_Data entries_
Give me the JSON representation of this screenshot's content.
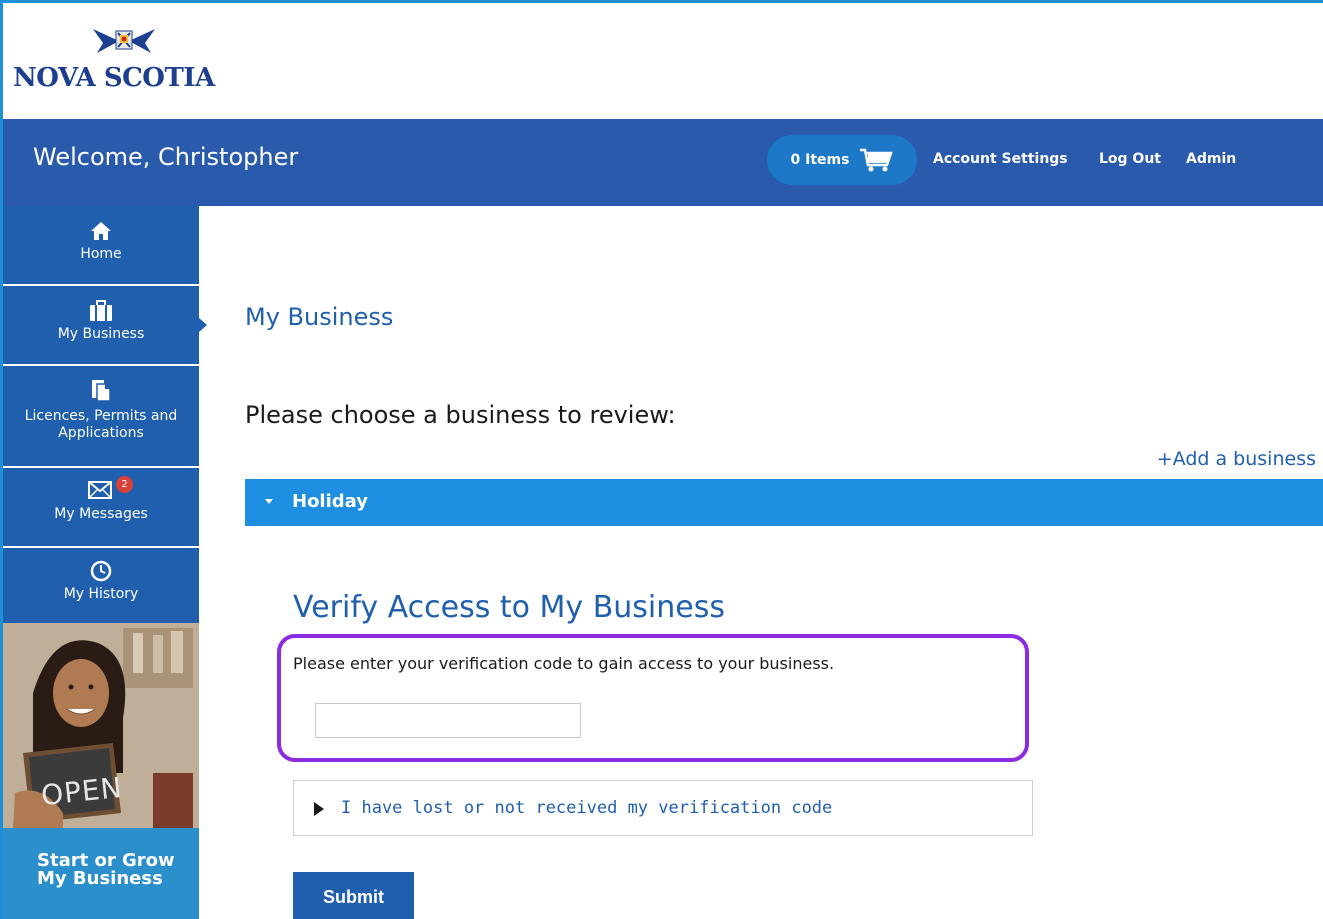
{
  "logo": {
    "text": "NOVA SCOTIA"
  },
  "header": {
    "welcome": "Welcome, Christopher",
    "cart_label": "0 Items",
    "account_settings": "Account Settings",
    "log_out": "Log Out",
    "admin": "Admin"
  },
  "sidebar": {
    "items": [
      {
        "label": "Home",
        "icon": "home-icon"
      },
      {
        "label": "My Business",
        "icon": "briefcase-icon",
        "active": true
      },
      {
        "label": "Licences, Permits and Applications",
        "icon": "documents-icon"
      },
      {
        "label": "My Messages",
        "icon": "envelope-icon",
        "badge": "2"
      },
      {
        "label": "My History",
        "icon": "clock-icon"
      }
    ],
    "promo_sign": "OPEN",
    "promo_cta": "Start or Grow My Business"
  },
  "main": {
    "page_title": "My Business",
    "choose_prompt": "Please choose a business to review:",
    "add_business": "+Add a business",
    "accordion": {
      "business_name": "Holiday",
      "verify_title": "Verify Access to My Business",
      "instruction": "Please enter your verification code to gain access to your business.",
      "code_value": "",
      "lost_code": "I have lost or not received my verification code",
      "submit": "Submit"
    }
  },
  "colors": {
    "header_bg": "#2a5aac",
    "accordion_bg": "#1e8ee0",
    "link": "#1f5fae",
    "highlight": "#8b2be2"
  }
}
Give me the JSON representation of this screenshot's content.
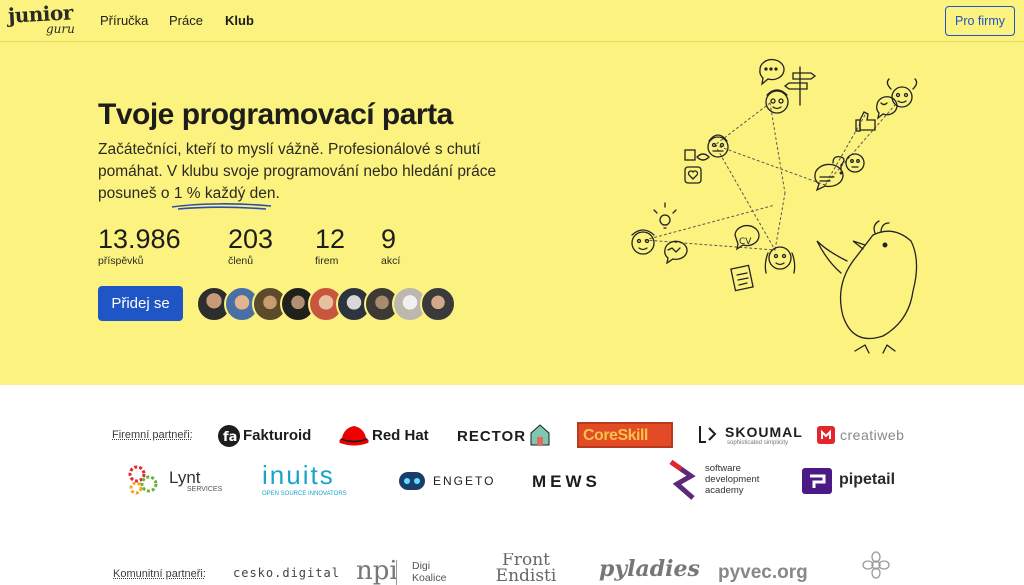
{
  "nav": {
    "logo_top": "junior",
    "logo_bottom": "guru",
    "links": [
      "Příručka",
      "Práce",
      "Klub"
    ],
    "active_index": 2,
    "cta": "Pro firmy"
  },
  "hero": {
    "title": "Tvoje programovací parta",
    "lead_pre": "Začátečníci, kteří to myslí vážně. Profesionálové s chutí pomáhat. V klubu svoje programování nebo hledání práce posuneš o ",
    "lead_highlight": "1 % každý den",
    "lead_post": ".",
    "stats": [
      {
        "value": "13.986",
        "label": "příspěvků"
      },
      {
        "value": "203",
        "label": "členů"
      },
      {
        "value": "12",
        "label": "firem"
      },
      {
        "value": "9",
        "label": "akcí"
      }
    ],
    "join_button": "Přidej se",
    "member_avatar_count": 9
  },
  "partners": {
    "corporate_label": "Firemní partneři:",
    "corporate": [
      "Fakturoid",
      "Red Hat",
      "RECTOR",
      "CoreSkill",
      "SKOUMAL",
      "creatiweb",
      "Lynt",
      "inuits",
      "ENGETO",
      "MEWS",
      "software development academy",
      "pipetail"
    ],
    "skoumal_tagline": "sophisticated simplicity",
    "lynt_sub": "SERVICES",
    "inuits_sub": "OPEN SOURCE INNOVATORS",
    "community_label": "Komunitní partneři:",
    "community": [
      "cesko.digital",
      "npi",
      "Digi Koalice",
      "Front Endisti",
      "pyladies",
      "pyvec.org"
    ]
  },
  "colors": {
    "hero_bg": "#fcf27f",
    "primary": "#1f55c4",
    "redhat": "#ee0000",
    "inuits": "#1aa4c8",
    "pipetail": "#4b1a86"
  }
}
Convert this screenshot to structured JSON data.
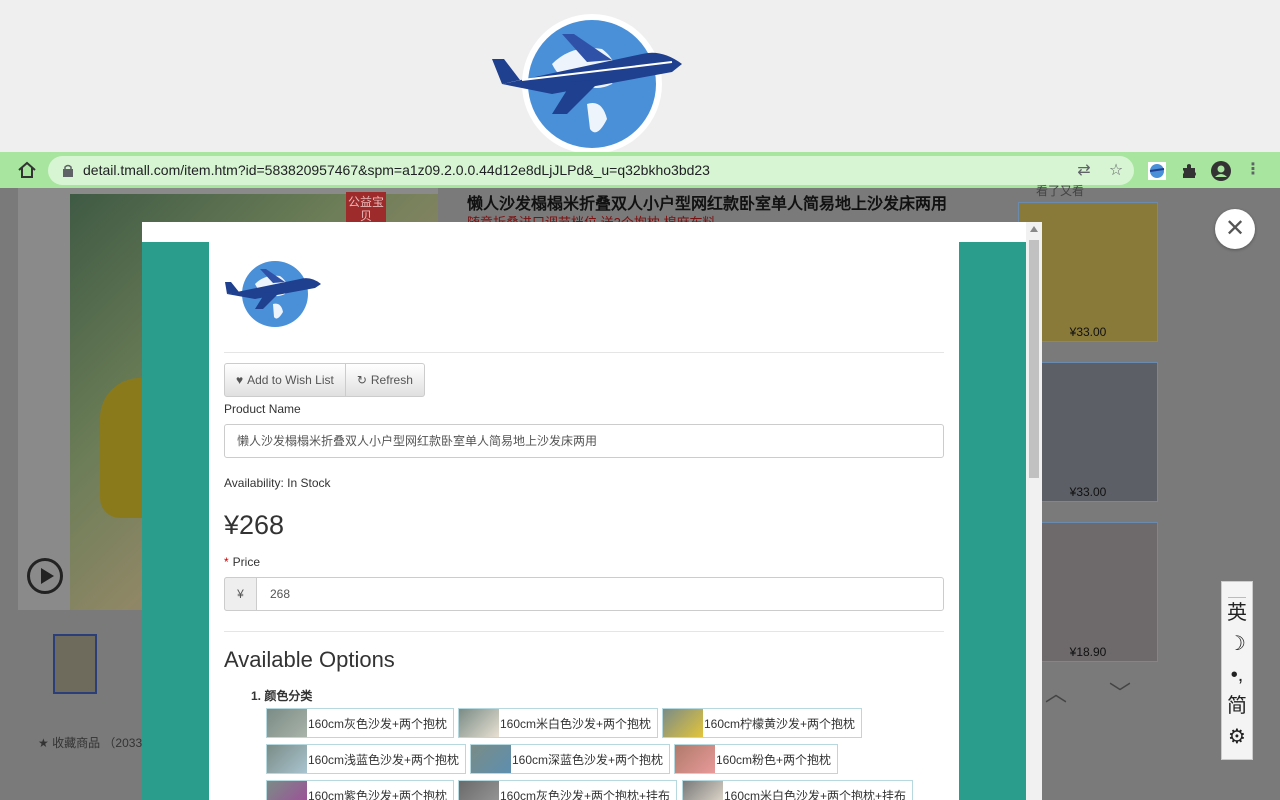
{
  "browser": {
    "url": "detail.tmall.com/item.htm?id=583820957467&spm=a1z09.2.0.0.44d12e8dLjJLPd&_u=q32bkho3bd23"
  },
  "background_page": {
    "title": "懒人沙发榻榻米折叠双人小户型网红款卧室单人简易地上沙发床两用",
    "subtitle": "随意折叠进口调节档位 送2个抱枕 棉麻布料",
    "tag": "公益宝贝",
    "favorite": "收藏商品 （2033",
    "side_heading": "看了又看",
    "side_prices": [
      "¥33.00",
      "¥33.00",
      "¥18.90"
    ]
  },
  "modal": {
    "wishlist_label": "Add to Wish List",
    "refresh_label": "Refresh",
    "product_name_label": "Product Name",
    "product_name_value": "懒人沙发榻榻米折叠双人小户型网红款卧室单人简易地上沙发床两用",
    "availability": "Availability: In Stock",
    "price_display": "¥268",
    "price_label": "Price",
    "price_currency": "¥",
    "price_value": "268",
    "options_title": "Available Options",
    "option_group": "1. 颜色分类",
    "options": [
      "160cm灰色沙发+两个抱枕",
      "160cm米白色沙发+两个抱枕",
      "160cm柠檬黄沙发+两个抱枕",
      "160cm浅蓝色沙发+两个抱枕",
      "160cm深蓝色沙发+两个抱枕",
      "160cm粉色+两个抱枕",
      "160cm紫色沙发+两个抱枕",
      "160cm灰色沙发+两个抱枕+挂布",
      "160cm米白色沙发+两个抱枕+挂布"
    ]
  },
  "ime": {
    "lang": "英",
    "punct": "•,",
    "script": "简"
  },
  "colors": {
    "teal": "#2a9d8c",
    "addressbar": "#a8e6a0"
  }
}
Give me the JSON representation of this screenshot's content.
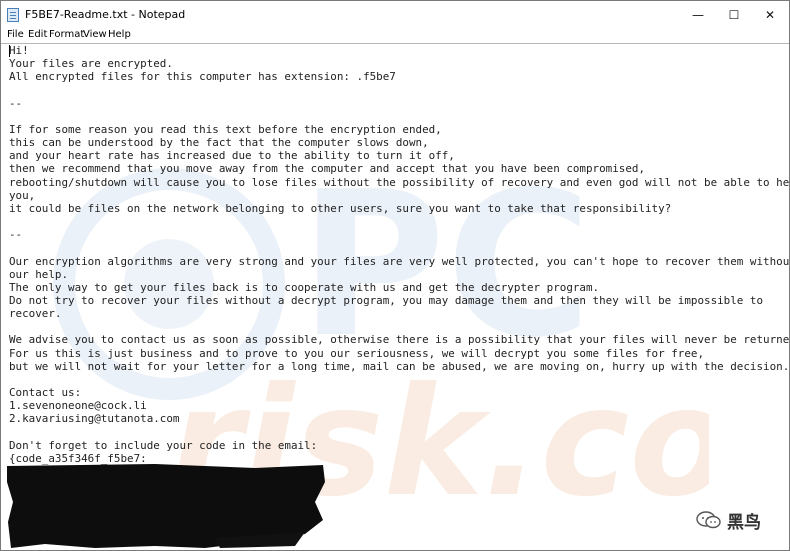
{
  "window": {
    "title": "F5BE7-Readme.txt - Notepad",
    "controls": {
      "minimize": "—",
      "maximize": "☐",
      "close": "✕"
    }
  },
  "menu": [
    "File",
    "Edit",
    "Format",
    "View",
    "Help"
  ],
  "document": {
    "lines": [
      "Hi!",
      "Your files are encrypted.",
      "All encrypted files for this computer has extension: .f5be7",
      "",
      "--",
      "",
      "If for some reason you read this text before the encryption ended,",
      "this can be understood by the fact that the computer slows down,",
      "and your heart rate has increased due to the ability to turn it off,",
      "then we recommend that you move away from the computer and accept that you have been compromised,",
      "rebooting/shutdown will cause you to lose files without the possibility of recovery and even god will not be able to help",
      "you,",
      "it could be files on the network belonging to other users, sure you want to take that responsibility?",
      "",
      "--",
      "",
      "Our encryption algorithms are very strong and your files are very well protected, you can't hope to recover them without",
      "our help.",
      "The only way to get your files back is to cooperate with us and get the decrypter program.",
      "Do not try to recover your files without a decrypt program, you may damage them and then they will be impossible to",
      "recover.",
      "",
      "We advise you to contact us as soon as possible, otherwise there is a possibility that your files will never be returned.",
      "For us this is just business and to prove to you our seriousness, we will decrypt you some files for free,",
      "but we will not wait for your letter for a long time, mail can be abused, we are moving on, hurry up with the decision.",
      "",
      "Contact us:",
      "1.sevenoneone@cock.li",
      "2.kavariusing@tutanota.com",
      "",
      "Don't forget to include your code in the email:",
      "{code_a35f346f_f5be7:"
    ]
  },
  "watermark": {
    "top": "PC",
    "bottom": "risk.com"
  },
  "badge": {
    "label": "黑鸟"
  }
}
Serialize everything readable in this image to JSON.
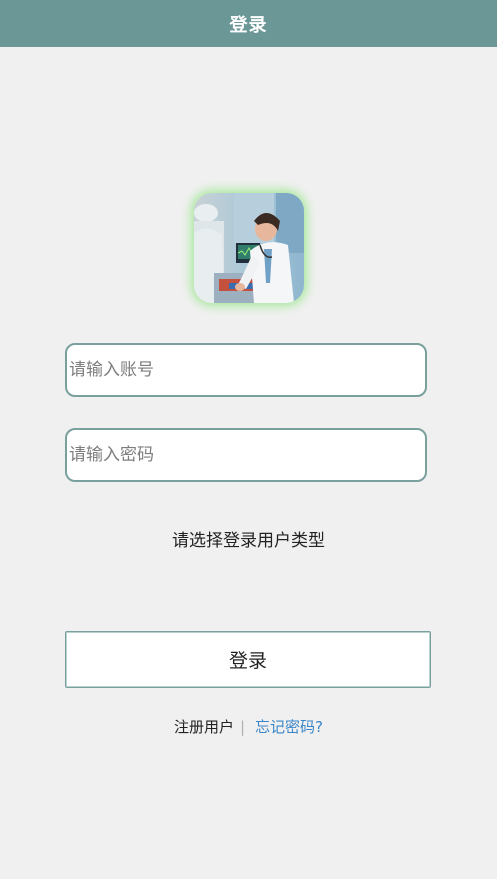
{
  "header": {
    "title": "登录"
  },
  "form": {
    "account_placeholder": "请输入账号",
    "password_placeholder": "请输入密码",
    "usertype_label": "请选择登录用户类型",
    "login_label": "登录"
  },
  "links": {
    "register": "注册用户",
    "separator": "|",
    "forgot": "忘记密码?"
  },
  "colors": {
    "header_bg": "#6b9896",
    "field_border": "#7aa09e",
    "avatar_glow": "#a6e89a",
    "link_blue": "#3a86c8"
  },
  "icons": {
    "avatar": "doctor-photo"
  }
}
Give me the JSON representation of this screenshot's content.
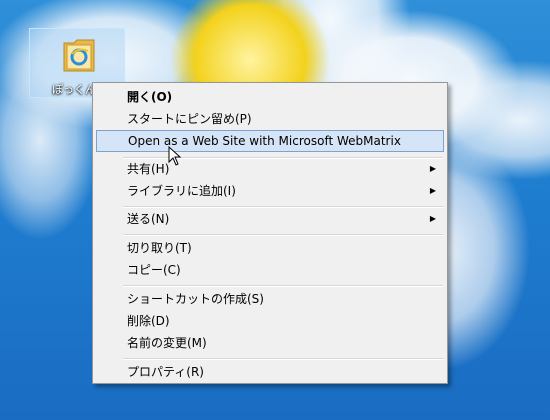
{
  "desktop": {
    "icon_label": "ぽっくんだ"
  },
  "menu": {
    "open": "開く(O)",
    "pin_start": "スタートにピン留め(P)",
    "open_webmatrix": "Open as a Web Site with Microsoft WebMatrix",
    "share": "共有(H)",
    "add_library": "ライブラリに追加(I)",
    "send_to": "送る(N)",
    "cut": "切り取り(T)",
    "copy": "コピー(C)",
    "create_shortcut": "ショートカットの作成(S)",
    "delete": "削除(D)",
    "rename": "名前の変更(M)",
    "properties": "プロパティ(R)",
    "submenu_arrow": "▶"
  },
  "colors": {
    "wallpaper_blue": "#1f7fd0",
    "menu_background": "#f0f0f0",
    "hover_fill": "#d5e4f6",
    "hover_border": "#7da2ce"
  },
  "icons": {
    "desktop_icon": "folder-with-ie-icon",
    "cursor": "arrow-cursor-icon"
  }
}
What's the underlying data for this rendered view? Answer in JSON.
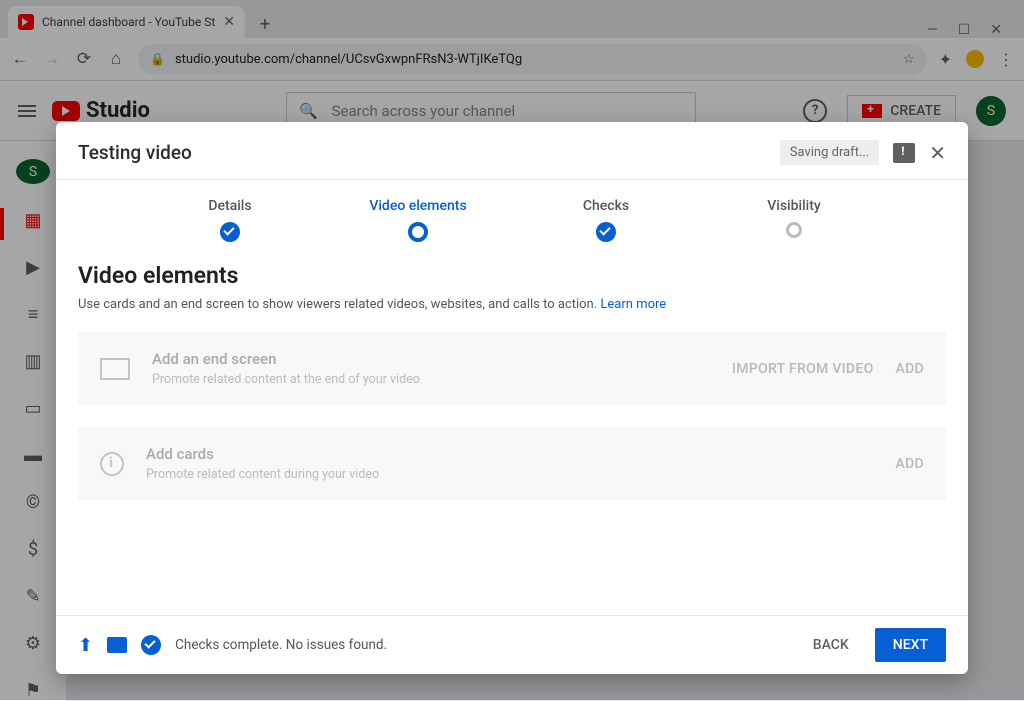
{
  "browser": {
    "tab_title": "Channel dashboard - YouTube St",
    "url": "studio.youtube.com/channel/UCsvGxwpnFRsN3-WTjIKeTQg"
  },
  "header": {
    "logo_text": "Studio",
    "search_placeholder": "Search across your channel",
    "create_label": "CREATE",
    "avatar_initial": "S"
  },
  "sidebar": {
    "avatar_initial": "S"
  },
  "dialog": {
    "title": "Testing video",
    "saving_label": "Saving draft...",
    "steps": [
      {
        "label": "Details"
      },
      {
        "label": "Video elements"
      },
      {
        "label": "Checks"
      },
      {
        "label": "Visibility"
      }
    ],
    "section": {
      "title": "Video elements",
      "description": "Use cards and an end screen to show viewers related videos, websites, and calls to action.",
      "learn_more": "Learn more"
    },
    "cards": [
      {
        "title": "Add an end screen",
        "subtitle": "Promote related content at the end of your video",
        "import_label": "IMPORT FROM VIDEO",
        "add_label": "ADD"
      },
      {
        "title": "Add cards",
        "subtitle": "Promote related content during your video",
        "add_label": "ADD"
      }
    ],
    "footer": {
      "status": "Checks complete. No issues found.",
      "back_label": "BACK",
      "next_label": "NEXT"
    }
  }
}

_The task_
From the data above, copy each line where the string "encryption" appears.

_Written solution_
      "If for some reason you read this text before the encryption ended,",
      "Our encryption algorithms are very strong and your files are very well protected, you can't hope to recover them without",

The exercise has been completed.